> [Exercise prompt]
Pull each line containing "this" out of the data and copy it.

> [Entries]
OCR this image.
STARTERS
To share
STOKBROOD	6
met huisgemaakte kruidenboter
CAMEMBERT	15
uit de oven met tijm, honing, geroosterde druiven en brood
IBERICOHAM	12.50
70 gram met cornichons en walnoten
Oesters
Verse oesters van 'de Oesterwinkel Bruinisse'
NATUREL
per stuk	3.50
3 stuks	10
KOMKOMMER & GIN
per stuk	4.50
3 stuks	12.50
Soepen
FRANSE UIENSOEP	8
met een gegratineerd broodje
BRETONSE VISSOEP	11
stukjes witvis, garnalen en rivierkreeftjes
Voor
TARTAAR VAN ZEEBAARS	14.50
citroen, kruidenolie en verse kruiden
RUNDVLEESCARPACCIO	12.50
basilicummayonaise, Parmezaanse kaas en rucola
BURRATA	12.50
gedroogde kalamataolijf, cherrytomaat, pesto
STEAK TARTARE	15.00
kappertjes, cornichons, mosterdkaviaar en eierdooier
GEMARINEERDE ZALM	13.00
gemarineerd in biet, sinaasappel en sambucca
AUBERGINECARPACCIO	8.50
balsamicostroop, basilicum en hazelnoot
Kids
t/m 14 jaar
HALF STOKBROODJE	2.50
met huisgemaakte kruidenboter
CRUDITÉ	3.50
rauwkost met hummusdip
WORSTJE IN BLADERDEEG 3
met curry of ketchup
...
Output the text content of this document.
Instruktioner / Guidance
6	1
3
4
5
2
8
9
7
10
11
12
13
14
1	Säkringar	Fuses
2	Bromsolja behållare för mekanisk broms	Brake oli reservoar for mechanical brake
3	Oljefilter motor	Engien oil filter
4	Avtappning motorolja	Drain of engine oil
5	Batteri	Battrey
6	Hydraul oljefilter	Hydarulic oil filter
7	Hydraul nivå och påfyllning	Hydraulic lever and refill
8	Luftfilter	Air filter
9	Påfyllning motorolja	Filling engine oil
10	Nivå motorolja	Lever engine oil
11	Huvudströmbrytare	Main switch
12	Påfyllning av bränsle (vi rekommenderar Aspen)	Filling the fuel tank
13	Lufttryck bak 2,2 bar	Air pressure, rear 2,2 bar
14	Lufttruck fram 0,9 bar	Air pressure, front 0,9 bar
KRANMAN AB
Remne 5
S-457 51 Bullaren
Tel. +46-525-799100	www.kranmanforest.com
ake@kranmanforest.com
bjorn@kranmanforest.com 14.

> [Written answer]
OCR this image.
Output the text content of this document.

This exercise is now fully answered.